* START Dataset entries *

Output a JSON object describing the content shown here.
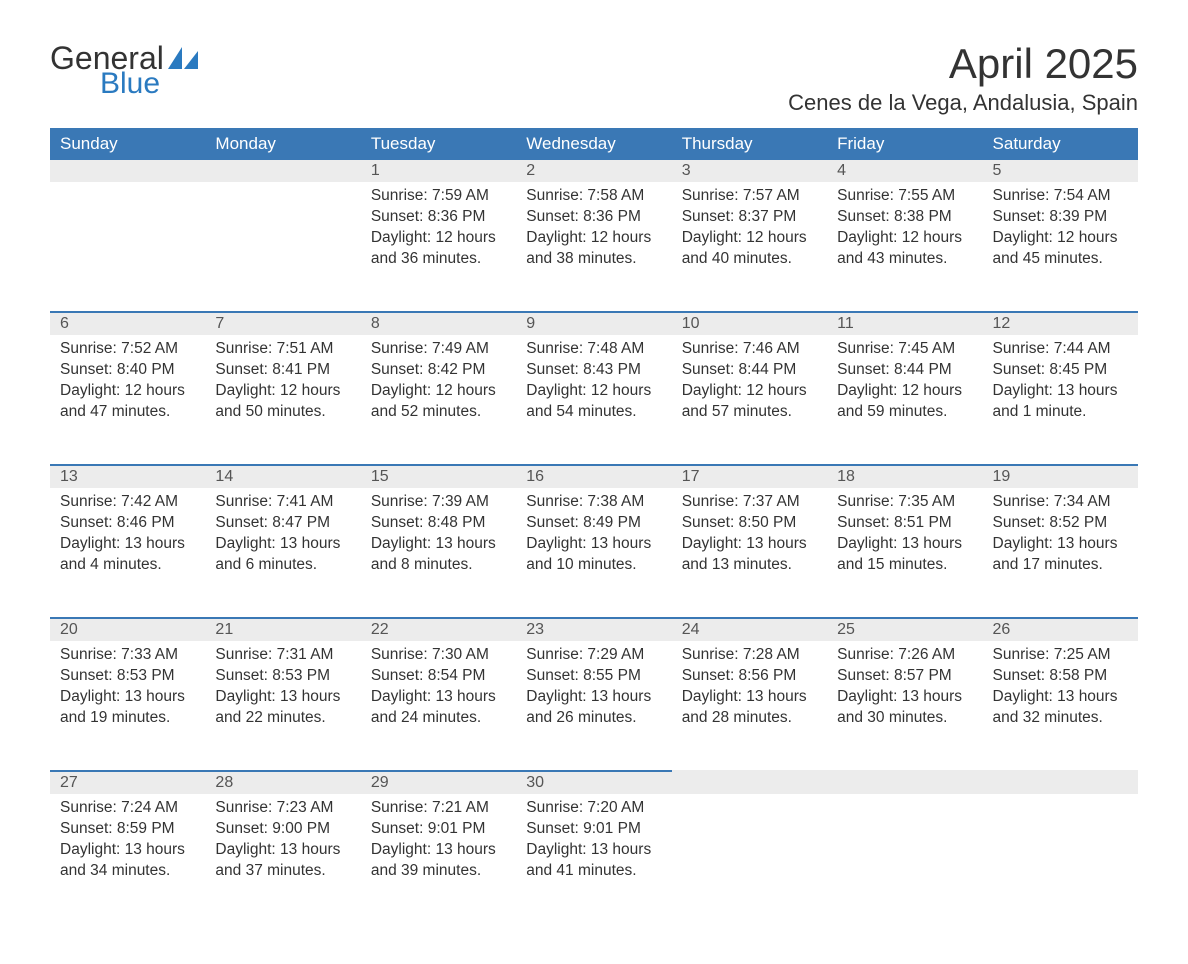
{
  "brand": {
    "line1": "General",
    "line2": "Blue",
    "color_primary": "#2a7ac0"
  },
  "title": "April 2025",
  "location": "Cenes de la Vega, Andalusia, Spain",
  "colors": {
    "header_bg": "#3a78b5",
    "header_text": "#ffffff",
    "daybar_bg": "#ececec",
    "rule": "#3a78b5",
    "text": "#333333"
  },
  "day_headers": [
    "Sunday",
    "Monday",
    "Tuesday",
    "Wednesday",
    "Thursday",
    "Friday",
    "Saturday"
  ],
  "weeks": [
    [
      null,
      null,
      {
        "n": "1",
        "sunrise": "Sunrise: 7:59 AM",
        "sunset": "Sunset: 8:36 PM",
        "d1": "Daylight: 12 hours",
        "d2": "and 36 minutes."
      },
      {
        "n": "2",
        "sunrise": "Sunrise: 7:58 AM",
        "sunset": "Sunset: 8:36 PM",
        "d1": "Daylight: 12 hours",
        "d2": "and 38 minutes."
      },
      {
        "n": "3",
        "sunrise": "Sunrise: 7:57 AM",
        "sunset": "Sunset: 8:37 PM",
        "d1": "Daylight: 12 hours",
        "d2": "and 40 minutes."
      },
      {
        "n": "4",
        "sunrise": "Sunrise: 7:55 AM",
        "sunset": "Sunset: 8:38 PM",
        "d1": "Daylight: 12 hours",
        "d2": "and 43 minutes."
      },
      {
        "n": "5",
        "sunrise": "Sunrise: 7:54 AM",
        "sunset": "Sunset: 8:39 PM",
        "d1": "Daylight: 12 hours",
        "d2": "and 45 minutes."
      }
    ],
    [
      {
        "n": "6",
        "sunrise": "Sunrise: 7:52 AM",
        "sunset": "Sunset: 8:40 PM",
        "d1": "Daylight: 12 hours",
        "d2": "and 47 minutes."
      },
      {
        "n": "7",
        "sunrise": "Sunrise: 7:51 AM",
        "sunset": "Sunset: 8:41 PM",
        "d1": "Daylight: 12 hours",
        "d2": "and 50 minutes."
      },
      {
        "n": "8",
        "sunrise": "Sunrise: 7:49 AM",
        "sunset": "Sunset: 8:42 PM",
        "d1": "Daylight: 12 hours",
        "d2": "and 52 minutes."
      },
      {
        "n": "9",
        "sunrise": "Sunrise: 7:48 AM",
        "sunset": "Sunset: 8:43 PM",
        "d1": "Daylight: 12 hours",
        "d2": "and 54 minutes."
      },
      {
        "n": "10",
        "sunrise": "Sunrise: 7:46 AM",
        "sunset": "Sunset: 8:44 PM",
        "d1": "Daylight: 12 hours",
        "d2": "and 57 minutes."
      },
      {
        "n": "11",
        "sunrise": "Sunrise: 7:45 AM",
        "sunset": "Sunset: 8:44 PM",
        "d1": "Daylight: 12 hours",
        "d2": "and 59 minutes."
      },
      {
        "n": "12",
        "sunrise": "Sunrise: 7:44 AM",
        "sunset": "Sunset: 8:45 PM",
        "d1": "Daylight: 13 hours",
        "d2": "and 1 minute."
      }
    ],
    [
      {
        "n": "13",
        "sunrise": "Sunrise: 7:42 AM",
        "sunset": "Sunset: 8:46 PM",
        "d1": "Daylight: 13 hours",
        "d2": "and 4 minutes."
      },
      {
        "n": "14",
        "sunrise": "Sunrise: 7:41 AM",
        "sunset": "Sunset: 8:47 PM",
        "d1": "Daylight: 13 hours",
        "d2": "and 6 minutes."
      },
      {
        "n": "15",
        "sunrise": "Sunrise: 7:39 AM",
        "sunset": "Sunset: 8:48 PM",
        "d1": "Daylight: 13 hours",
        "d2": "and 8 minutes."
      },
      {
        "n": "16",
        "sunrise": "Sunrise: 7:38 AM",
        "sunset": "Sunset: 8:49 PM",
        "d1": "Daylight: 13 hours",
        "d2": "and 10 minutes."
      },
      {
        "n": "17",
        "sunrise": "Sunrise: 7:37 AM",
        "sunset": "Sunset: 8:50 PM",
        "d1": "Daylight: 13 hours",
        "d2": "and 13 minutes."
      },
      {
        "n": "18",
        "sunrise": "Sunrise: 7:35 AM",
        "sunset": "Sunset: 8:51 PM",
        "d1": "Daylight: 13 hours",
        "d2": "and 15 minutes."
      },
      {
        "n": "19",
        "sunrise": "Sunrise: 7:34 AM",
        "sunset": "Sunset: 8:52 PM",
        "d1": "Daylight: 13 hours",
        "d2": "and 17 minutes."
      }
    ],
    [
      {
        "n": "20",
        "sunrise": "Sunrise: 7:33 AM",
        "sunset": "Sunset: 8:53 PM",
        "d1": "Daylight: 13 hours",
        "d2": "and 19 minutes."
      },
      {
        "n": "21",
        "sunrise": "Sunrise: 7:31 AM",
        "sunset": "Sunset: 8:53 PM",
        "d1": "Daylight: 13 hours",
        "d2": "and 22 minutes."
      },
      {
        "n": "22",
        "sunrise": "Sunrise: 7:30 AM",
        "sunset": "Sunset: 8:54 PM",
        "d1": "Daylight: 13 hours",
        "d2": "and 24 minutes."
      },
      {
        "n": "23",
        "sunrise": "Sunrise: 7:29 AM",
        "sunset": "Sunset: 8:55 PM",
        "d1": "Daylight: 13 hours",
        "d2": "and 26 minutes."
      },
      {
        "n": "24",
        "sunrise": "Sunrise: 7:28 AM",
        "sunset": "Sunset: 8:56 PM",
        "d1": "Daylight: 13 hours",
        "d2": "and 28 minutes."
      },
      {
        "n": "25",
        "sunrise": "Sunrise: 7:26 AM",
        "sunset": "Sunset: 8:57 PM",
        "d1": "Daylight: 13 hours",
        "d2": "and 30 minutes."
      },
      {
        "n": "26",
        "sunrise": "Sunrise: 7:25 AM",
        "sunset": "Sunset: 8:58 PM",
        "d1": "Daylight: 13 hours",
        "d2": "and 32 minutes."
      }
    ],
    [
      {
        "n": "27",
        "sunrise": "Sunrise: 7:24 AM",
        "sunset": "Sunset: 8:59 PM",
        "d1": "Daylight: 13 hours",
        "d2": "and 34 minutes."
      },
      {
        "n": "28",
        "sunrise": "Sunrise: 7:23 AM",
        "sunset": "Sunset: 9:00 PM",
        "d1": "Daylight: 13 hours",
        "d2": "and 37 minutes."
      },
      {
        "n": "29",
        "sunrise": "Sunrise: 7:21 AM",
        "sunset": "Sunset: 9:01 PM",
        "d1": "Daylight: 13 hours",
        "d2": "and 39 minutes."
      },
      {
        "n": "30",
        "sunrise": "Sunrise: 7:20 AM",
        "sunset": "Sunset: 9:01 PM",
        "d1": "Daylight: 13 hours",
        "d2": "and 41 minutes."
      },
      null,
      null,
      null
    ]
  ]
}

* END Dataset entries *

= What the task asks =
Each line of the data is to be duplicated exactly; pictures stay out of the copy.

= Final result =
Output a JSON object describing the content shown here.
{
  "brand": {
    "line1": "General",
    "line2": "Blue",
    "color_primary": "#2a7ac0"
  },
  "title": "April 2025",
  "location": "Cenes de la Vega, Andalusia, Spain",
  "colors": {
    "header_bg": "#3a78b5",
    "header_text": "#ffffff",
    "daybar_bg": "#ececec",
    "rule": "#3a78b5",
    "text": "#333333"
  },
  "day_headers": [
    "Sunday",
    "Monday",
    "Tuesday",
    "Wednesday",
    "Thursday",
    "Friday",
    "Saturday"
  ],
  "weeks": [
    [
      null,
      null,
      {
        "n": "1",
        "sunrise": "Sunrise: 7:59 AM",
        "sunset": "Sunset: 8:36 PM",
        "d1": "Daylight: 12 hours",
        "d2": "and 36 minutes."
      },
      {
        "n": "2",
        "sunrise": "Sunrise: 7:58 AM",
        "sunset": "Sunset: 8:36 PM",
        "d1": "Daylight: 12 hours",
        "d2": "and 38 minutes."
      },
      {
        "n": "3",
        "sunrise": "Sunrise: 7:57 AM",
        "sunset": "Sunset: 8:37 PM",
        "d1": "Daylight: 12 hours",
        "d2": "and 40 minutes."
      },
      {
        "n": "4",
        "sunrise": "Sunrise: 7:55 AM",
        "sunset": "Sunset: 8:38 PM",
        "d1": "Daylight: 12 hours",
        "d2": "and 43 minutes."
      },
      {
        "n": "5",
        "sunrise": "Sunrise: 7:54 AM",
        "sunset": "Sunset: 8:39 PM",
        "d1": "Daylight: 12 hours",
        "d2": "and 45 minutes."
      }
    ],
    [
      {
        "n": "6",
        "sunrise": "Sunrise: 7:52 AM",
        "sunset": "Sunset: 8:40 PM",
        "d1": "Daylight: 12 hours",
        "d2": "and 47 minutes."
      },
      {
        "n": "7",
        "sunrise": "Sunrise: 7:51 AM",
        "sunset": "Sunset: 8:41 PM",
        "d1": "Daylight: 12 hours",
        "d2": "and 50 minutes."
      },
      {
        "n": "8",
        "sunrise": "Sunrise: 7:49 AM",
        "sunset": "Sunset: 8:42 PM",
        "d1": "Daylight: 12 hours",
        "d2": "and 52 minutes."
      },
      {
        "n": "9",
        "sunrise": "Sunrise: 7:48 AM",
        "sunset": "Sunset: 8:43 PM",
        "d1": "Daylight: 12 hours",
        "d2": "and 54 minutes."
      },
      {
        "n": "10",
        "sunrise": "Sunrise: 7:46 AM",
        "sunset": "Sunset: 8:44 PM",
        "d1": "Daylight: 12 hours",
        "d2": "and 57 minutes."
      },
      {
        "n": "11",
        "sunrise": "Sunrise: 7:45 AM",
        "sunset": "Sunset: 8:44 PM",
        "d1": "Daylight: 12 hours",
        "d2": "and 59 minutes."
      },
      {
        "n": "12",
        "sunrise": "Sunrise: 7:44 AM",
        "sunset": "Sunset: 8:45 PM",
        "d1": "Daylight: 13 hours",
        "d2": "and 1 minute."
      }
    ],
    [
      {
        "n": "13",
        "sunrise": "Sunrise: 7:42 AM",
        "sunset": "Sunset: 8:46 PM",
        "d1": "Daylight: 13 hours",
        "d2": "and 4 minutes."
      },
      {
        "n": "14",
        "sunrise": "Sunrise: 7:41 AM",
        "sunset": "Sunset: 8:47 PM",
        "d1": "Daylight: 13 hours",
        "d2": "and 6 minutes."
      },
      {
        "n": "15",
        "sunrise": "Sunrise: 7:39 AM",
        "sunset": "Sunset: 8:48 PM",
        "d1": "Daylight: 13 hours",
        "d2": "and 8 minutes."
      },
      {
        "n": "16",
        "sunrise": "Sunrise: 7:38 AM",
        "sunset": "Sunset: 8:49 PM",
        "d1": "Daylight: 13 hours",
        "d2": "and 10 minutes."
      },
      {
        "n": "17",
        "sunrise": "Sunrise: 7:37 AM",
        "sunset": "Sunset: 8:50 PM",
        "d1": "Daylight: 13 hours",
        "d2": "and 13 minutes."
      },
      {
        "n": "18",
        "sunrise": "Sunrise: 7:35 AM",
        "sunset": "Sunset: 8:51 PM",
        "d1": "Daylight: 13 hours",
        "d2": "and 15 minutes."
      },
      {
        "n": "19",
        "sunrise": "Sunrise: 7:34 AM",
        "sunset": "Sunset: 8:52 PM",
        "d1": "Daylight: 13 hours",
        "d2": "and 17 minutes."
      }
    ],
    [
      {
        "n": "20",
        "sunrise": "Sunrise: 7:33 AM",
        "sunset": "Sunset: 8:53 PM",
        "d1": "Daylight: 13 hours",
        "d2": "and 19 minutes."
      },
      {
        "n": "21",
        "sunrise": "Sunrise: 7:31 AM",
        "sunset": "Sunset: 8:53 PM",
        "d1": "Daylight: 13 hours",
        "d2": "and 22 minutes."
      },
      {
        "n": "22",
        "sunrise": "Sunrise: 7:30 AM",
        "sunset": "Sunset: 8:54 PM",
        "d1": "Daylight: 13 hours",
        "d2": "and 24 minutes."
      },
      {
        "n": "23",
        "sunrise": "Sunrise: 7:29 AM",
        "sunset": "Sunset: 8:55 PM",
        "d1": "Daylight: 13 hours",
        "d2": "and 26 minutes."
      },
      {
        "n": "24",
        "sunrise": "Sunrise: 7:28 AM",
        "sunset": "Sunset: 8:56 PM",
        "d1": "Daylight: 13 hours",
        "d2": "and 28 minutes."
      },
      {
        "n": "25",
        "sunrise": "Sunrise: 7:26 AM",
        "sunset": "Sunset: 8:57 PM",
        "d1": "Daylight: 13 hours",
        "d2": "and 30 minutes."
      },
      {
        "n": "26",
        "sunrise": "Sunrise: 7:25 AM",
        "sunset": "Sunset: 8:58 PM",
        "d1": "Daylight: 13 hours",
        "d2": "and 32 minutes."
      }
    ],
    [
      {
        "n": "27",
        "sunrise": "Sunrise: 7:24 AM",
        "sunset": "Sunset: 8:59 PM",
        "d1": "Daylight: 13 hours",
        "d2": "and 34 minutes."
      },
      {
        "n": "28",
        "sunrise": "Sunrise: 7:23 AM",
        "sunset": "Sunset: 9:00 PM",
        "d1": "Daylight: 13 hours",
        "d2": "and 37 minutes."
      },
      {
        "n": "29",
        "sunrise": "Sunrise: 7:21 AM",
        "sunset": "Sunset: 9:01 PM",
        "d1": "Daylight: 13 hours",
        "d2": "and 39 minutes."
      },
      {
        "n": "30",
        "sunrise": "Sunrise: 7:20 AM",
        "sunset": "Sunset: 9:01 PM",
        "d1": "Daylight: 13 hours",
        "d2": "and 41 minutes."
      },
      null,
      null,
      null
    ]
  ]
}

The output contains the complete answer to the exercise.